== Data provided ==
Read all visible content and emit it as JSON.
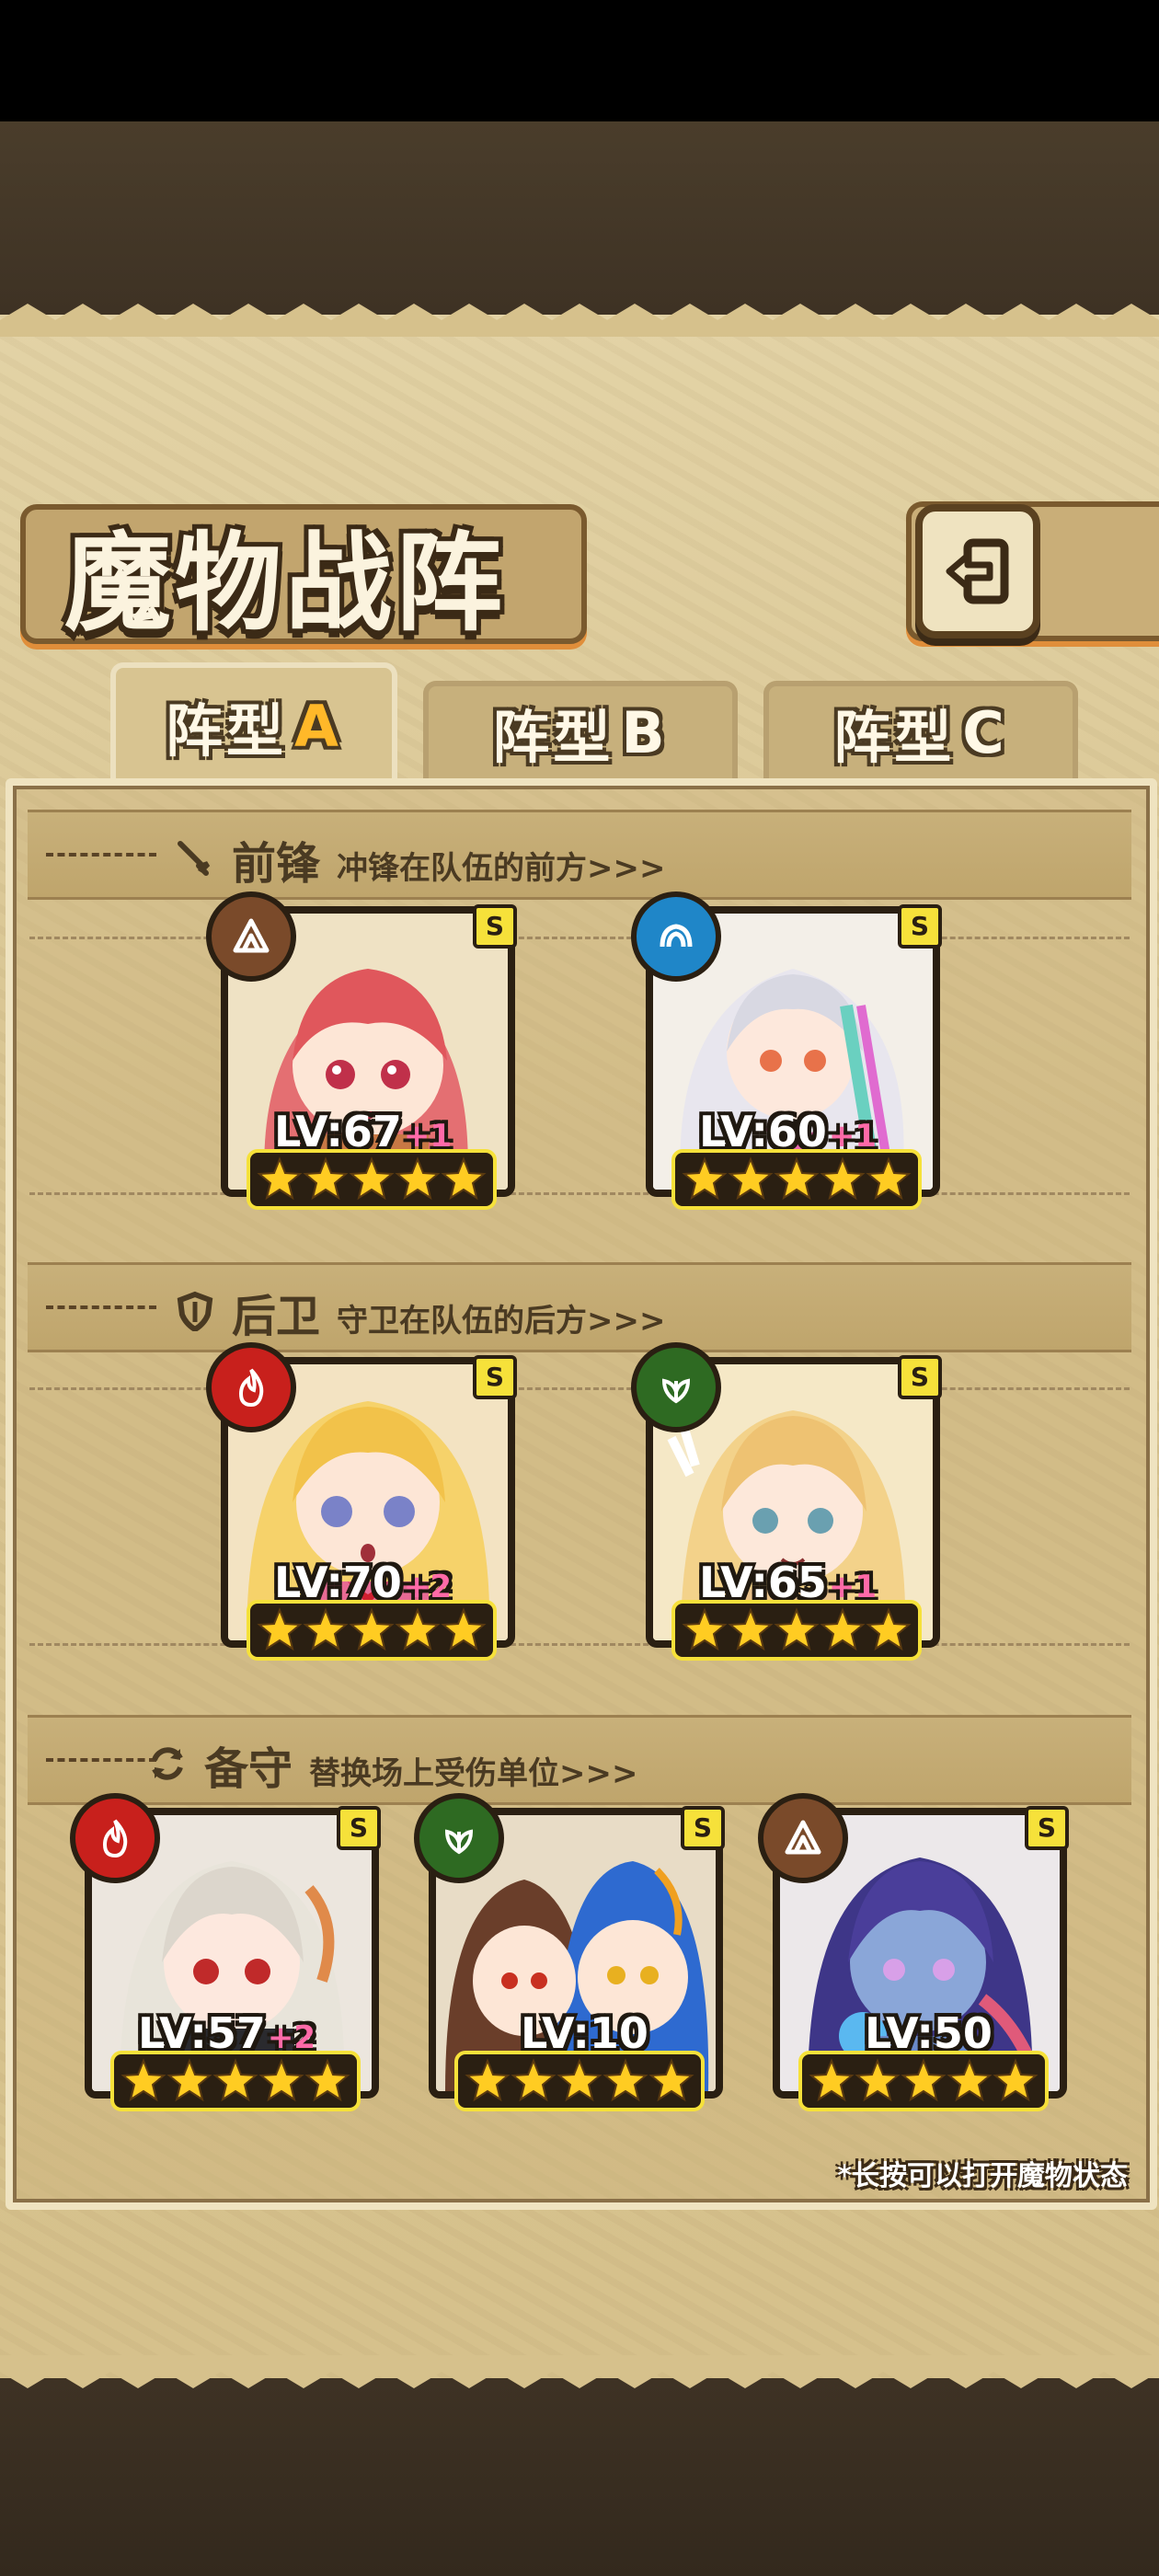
{
  "title": "魔物战阵",
  "tabs": [
    {
      "label": "阵型",
      "suffix": "A",
      "active": true
    },
    {
      "label": "阵型",
      "suffix": "B",
      "active": false
    },
    {
      "label": "阵型",
      "suffix": "C",
      "active": false
    }
  ],
  "sections": {
    "front": {
      "title": "前锋",
      "desc": "冲锋在队伍的前方>>>",
      "icon": "sword-icon"
    },
    "back": {
      "title": "后卫",
      "desc": "守卫在队伍的后方>>>",
      "icon": "shield-icon"
    },
    "reserve": {
      "title": "备守",
      "desc": "替换场上受伤单位>>>",
      "icon": "cycle-icon"
    }
  },
  "cards": {
    "front1": {
      "level": "LV:67",
      "plus": "+1",
      "rank": "S",
      "element": "earth",
      "stars": 5
    },
    "front2": {
      "level": "LV:60",
      "plus": "+1",
      "rank": "S",
      "element": "water",
      "stars": 5
    },
    "back1": {
      "level": "LV:70",
      "plus": "+2",
      "rank": "S",
      "element": "fire",
      "stars": 5
    },
    "back2": {
      "level": "LV:65",
      "plus": "+1",
      "rank": "S",
      "element": "wind",
      "stars": 5
    },
    "reserve1": {
      "level": "LV:57",
      "plus": "+2",
      "rank": "S",
      "element": "fire",
      "stars": 5
    },
    "reserve2": {
      "level": "LV:10",
      "plus": "",
      "rank": "S",
      "element": "wind",
      "stars": 5
    },
    "reserve3": {
      "level": "LV:50",
      "plus": "",
      "rank": "S",
      "element": "earth",
      "stars": 5
    }
  },
  "footnote": "*长按可以打开魔物状态",
  "colors": {
    "fire": "#c8201c",
    "water": "#1f86c8",
    "wind": "#2e6a22",
    "earth": "#7a4a2a",
    "star": "#ffcc22",
    "frame_yellow": "#f6e13a"
  }
}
===
Exercise description: Set down the complete material exactly, but do not include the images.

Exercise result:
Read all visible content and emit it as JSON.
{
  "title": "魔物战阵",
  "tabs": [
    {
      "label": "阵型",
      "suffix": "A",
      "active": true
    },
    {
      "label": "阵型",
      "suffix": "B",
      "active": false
    },
    {
      "label": "阵型",
      "suffix": "C",
      "active": false
    }
  ],
  "sections": {
    "front": {
      "title": "前锋",
      "desc": "冲锋在队伍的前方>>>",
      "icon": "sword-icon"
    },
    "back": {
      "title": "后卫",
      "desc": "守卫在队伍的后方>>>",
      "icon": "shield-icon"
    },
    "reserve": {
      "title": "备守",
      "desc": "替换场上受伤单位>>>",
      "icon": "cycle-icon"
    }
  },
  "cards": {
    "front1": {
      "level": "LV:67",
      "plus": "+1",
      "rank": "S",
      "element": "earth",
      "stars": 5
    },
    "front2": {
      "level": "LV:60",
      "plus": "+1",
      "rank": "S",
      "element": "water",
      "stars": 5
    },
    "back1": {
      "level": "LV:70",
      "plus": "+2",
      "rank": "S",
      "element": "fire",
      "stars": 5
    },
    "back2": {
      "level": "LV:65",
      "plus": "+1",
      "rank": "S",
      "element": "wind",
      "stars": 5
    },
    "reserve1": {
      "level": "LV:57",
      "plus": "+2",
      "rank": "S",
      "element": "fire",
      "stars": 5
    },
    "reserve2": {
      "level": "LV:10",
      "plus": "",
      "rank": "S",
      "element": "wind",
      "stars": 5
    },
    "reserve3": {
      "level": "LV:50",
      "plus": "",
      "rank": "S",
      "element": "earth",
      "stars": 5
    }
  },
  "footnote": "*长按可以打开魔物状态",
  "colors": {
    "fire": "#c8201c",
    "water": "#1f86c8",
    "wind": "#2e6a22",
    "earth": "#7a4a2a",
    "star": "#ffcc22",
    "frame_yellow": "#f6e13a"
  }
}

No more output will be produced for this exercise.